## Exercise
Search the material for the word "Cobre" and copy each line that holds it.

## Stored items
•••••

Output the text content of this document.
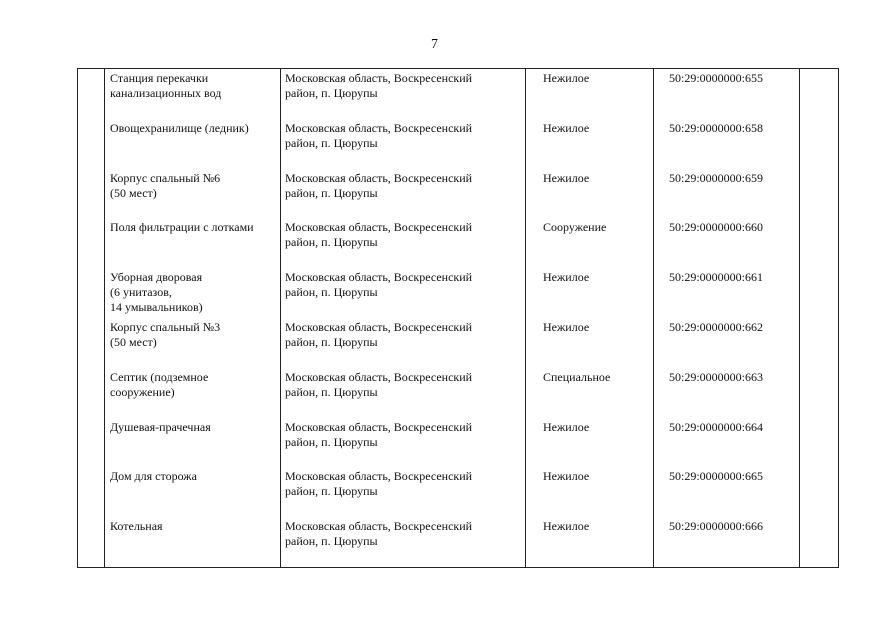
7

	Станция перекачки
канализационных вод	Московская область, Воскресенский
район, п. Цюрупы	Нежилое	50:29:0000000:655	

	Овощехранилище (ледник)	Московская область, Воскресенский
район, п. Цюрупы	Нежилое	50:29:0000000:658	

	Корпус спальный №6
(50 мест)	Московская область, Воскресенский
район, п. Цюрупы	Нежилое	50:29:0000000:659	

	Поля фильтрации с лотками	Московская область, Воскресенский
район, п. Цюрупы	Сооружение	50:29:0000000:660	

	Уборная дворовая
(6 унитазов,
14 умывальников)	Московская область, Воскресенский
район, п. Цюрупы	Нежилое	50:29:0000000:661	

	Корпус спальный №3
(50 мест)	Московская область, Воскресенский
район, п. Цюрупы	Нежилое	50:29:0000000:662	

	Септик (подземное
сооружение)	Московская область, Воскресенский
район, п. Цюрупы	Специальное	50:29:0000000:663	

	Душевая-прачечная	Московская область, Воскресенский
район, п. Цюрупы	Нежилое	50:29:0000000:664	

	Дом для сторожа	Московская область, Воскресенский
район, п. Цюрупы	Нежилое	50:29:0000000:665	

	Котельная	Московская область, Воскресенский
район, п. Цюрупы	Нежилое	50:29:0000000:666	
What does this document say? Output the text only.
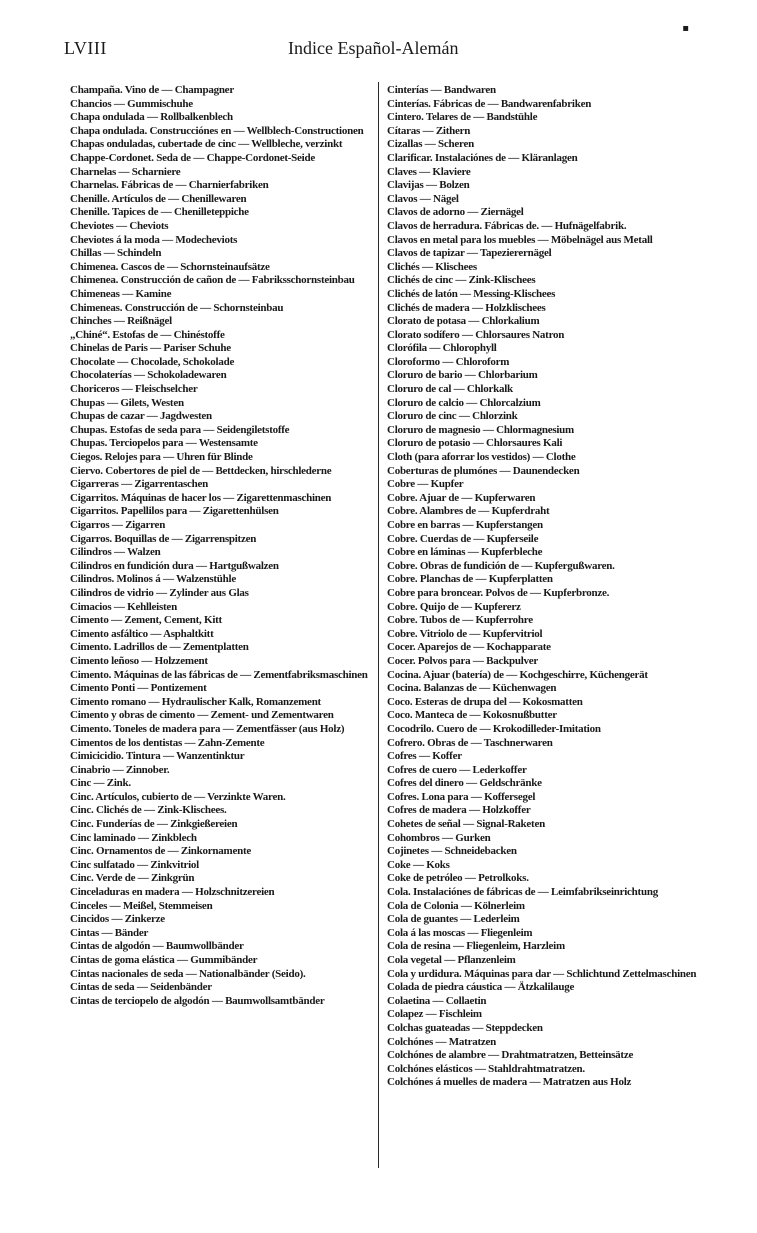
LVIII	Indice Español-Alemán
▪
Champaña. Vino de — Champagner
Chancios — Gummischuhe
Chapa ondulada — Rollbalkenblech
Chapa ondulada. Construcciónes en — Wellblech-Constructionen
Chapas onduladas, cubertade de cinc — Wellbleche, verzinkt
Chappe-Cordonet. Seda de — Chappe-Cordonet-Seide
Charnelas — Scharniere
Charnelas. Fábricas de — Charnierfabriken
Chenille. Artículos de — Chenillewaren
Chenille. Tapices de — Chenilleteppiche
Cheviotes — Cheviots
Cheviotes á la moda — Modecheviots
Chillas — Schindeln
Chimenea. Cascos de — Schornsteinaufsätze
Chimenea. Construcción de cañon de — Fabriksschornsteinbau
Chimeneas — Kamine
Chimeneas. Construcción de — Schornsteinbau
Chinches — Reißnägel
„Chiné“. Estofas de — Chinéstoffe
Chinelas de Paris — Pariser Schuhe
Chocolate — Chocolade, Schokolade
Chocolaterías — Schokoladewaren
Choriceros — Fleischselcher
Chupas — Gilets, Westen
Chupas de cazar — Jagdwesten
Chupas. Estofas de seda para — Seidengiletstoffe
Chupas. Terciopelos para — Westensamte
Ciegos. Relojes para — Uhren für Blinde
Ciervo. Cobertores de piel de — Bettdecken, hirschlederne
Cigarreras — Zigarrentaschen
Cigarritos. Máquinas de hacer los — Zigarettenmaschinen
Cigarritos. Papellilos para — Zigarettenhülsen
Cigarros — Zigarren
Cigarros. Boquillas de — Zigarrenspitzen
Cilindros — Walzen
Cilindros en fundición dura — Hartgußwalzen
Cilindros. Molinos á — Walzenstühle
Cilindros de vidrio — Zylinder aus Glas
Cimacios — Kehlleisten
Cimento — Zement, Cement, Kitt
Cimento asfáltico — Asphaltkitt
Cimento. Ladrillos de — Zementplatten
Cimento leñoso — Holzzement
Cimento. Máquinas de las fábricas de — Zementfabriksmaschinen
Cimento Ponti — Pontizement
Cimento romano — Hydraulischer Kalk, Romanzement
Cimento y obras de cimento — Zement- und Zementwaren
Cimento. Toneles de madera para — Zementfässer (aus Holz)
Cimentos de los dentistas — Zahn-Zemente
Cimicicidio. Tintura — Wanzentinktur
Cinabrio — Zinnober.
Cinc — Zink.
Cinc. Artículos, cubierto de — Verzinkte Waren.
Cinc. Clichés de — Zink-Klischees.
Cinc. Funderías de — Zinkgießereien
Cinc laminado — Zinkblech
Cinc. Ornamentos de — Zinkornamente
Cinc sulfatado — Zinkvitriol
Cinc. Verde de — Zinkgrün
Cinceladuras en madera — Holzschnitzereien
Cinceles — Meißel, Stemmeisen
Cincidos — Zinkerze
Cintas — Bänder
Cintas de algodón — Baumwollbänder
Cintas de goma elástica — Gummibänder
Cintas nacionales de seda — Nationalbänder (Seido).
Cintas de seda — Seidenbänder
Cintas de terciopelo de algodón — Baumwollsamtbänder
Cinterías — Bandwaren
Cinterías. Fábricas de — Bandwarenfabriken
Cintero. Telares de — Bandstühle
Cítaras — Zithern
Cizallas — Scheren
Clarificar. Instalaciónes de — Kläranlagen
Claves — Klaviere
Clavijas — Bolzen
Clavos — Nägel
Clavos de adorno — Ziernägel
Clavos de herradura. Fábricas de. — Hufnägelfabrik.
Clavos en metal para los muebles — Möbelnägel aus Metall
Clavos de tapizar — Tapezierernägel
Clichés — Klischees
Clichés de cinc — Zink-Klischees
Clichés de latón — Messing-Klischees
Clichés de madera — Holzklischees
Clorato de potasa — Chlorkalium
Clorato sodífero — Chlorsaures Natron
Clorófila — Chlorophyll
Cloroformo — Chloroform
Cloruro de bario — Chlorbarium
Cloruro de cal — Chlorkalk
Cloruro de calcio — Chlorcalzium
Cloruro de cinc — Chlorzink
Cloruro de magnesio — Chlormagnesium
Cloruro de potasio — Chlorsaures Kali
Cloth (para aforrar los vestidos) — Clothe
Coberturas de plumónes — Daunendecken
Cobre — Kupfer
Cobre. Ajuar de — Kupferwaren
Cobre. Alambres de — Kupferdraht
Cobre en barras — Kupferstangen
Cobre. Cuerdas de — Kupferseile
Cobre en láminas — Kupferbleche
Cobre. Obras de fundición de — Kupfergußwaren.
Cobre. Planchas de — Kupferplatten
Cobre para broncear. Polvos de — Kupferbronze.
Cobre. Quijo de — Kupfererz
Cobre. Tubos de — Kupferrohre
Cobre. Vitriolo de — Kupfervitriol
Cocer. Aparejos de — Kochapparate
Cocer. Polvos para — Backpulver
Cocina. Ajuar (batería) de — Kochgeschirre, Küchengerät
Cocina. Balanzas de — Küchenwagen
Coco. Esteras de drupa del — Kokosmatten
Coco. Manteca de — Kokosnußbutter
Cocodrilo. Cuero de — Krokodilleder-Imitation
Cofrero. Obras de — Taschnerwaren
Cofres — Koffer
Cofres de cuero — Lederkoffer
Cofres del dinero — Geldschränke
Cofres. Lona para — Koffersegel
Cofres de madera — Holzkoffer
Cohetes de señal — Signal-Raketen
Cohombros — Gurken
Cojinetes — Schneidebacken
Coke — Koks
Coke de petróleo — Petrolkoks.
Cola. Instalaciónes de fábricas de — Leimfabrikseinrichtung
Cola de Colonia — Kölnerleim
Cola de guantes — Lederleim
Cola á las moscas — Fliegenleim
Cola de resina — Fliegenleim, Harzleim
Cola vegetal — Pflanzenleim
Cola y urdidura. Máquinas para dar — Schlichtund Zettelmaschinen
Colada de piedra cáustica — Ätzkalilauge
Colaetina — Collaetin
Colapez — Fischleim
Colchas guateadas — Steppdecken
Colchónes — Matratzen
Colchónes de alambre — Drahtmatratzen, Betteinsätze
Colchónes elásticos — Stahldrahtmatratzen.
Colchónes á muelles de madera — Matratzen aus Holz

•••••

## Correct answer
Cobre — Kupfer
Cobre. Ajuar de — Kupferwaren
Cobre. Alambres de — Kupferdraht
Cobre en barras — Kupferstangen
Cobre. Cuerdas de — Kupferseile
Cobre en láminas — Kupferbleche
Cobre. Obras de fundición de — Kupfergußwaren.
Cobre. Planchas de — Kupferplatten
Cobre para broncear. Polvos de — Kupferbronze.
Cobre. Quijo de — Kupfererz
Cobre. Tubos de — Kupferrohre
Cobre. Vitriolo de — Kupfervitriol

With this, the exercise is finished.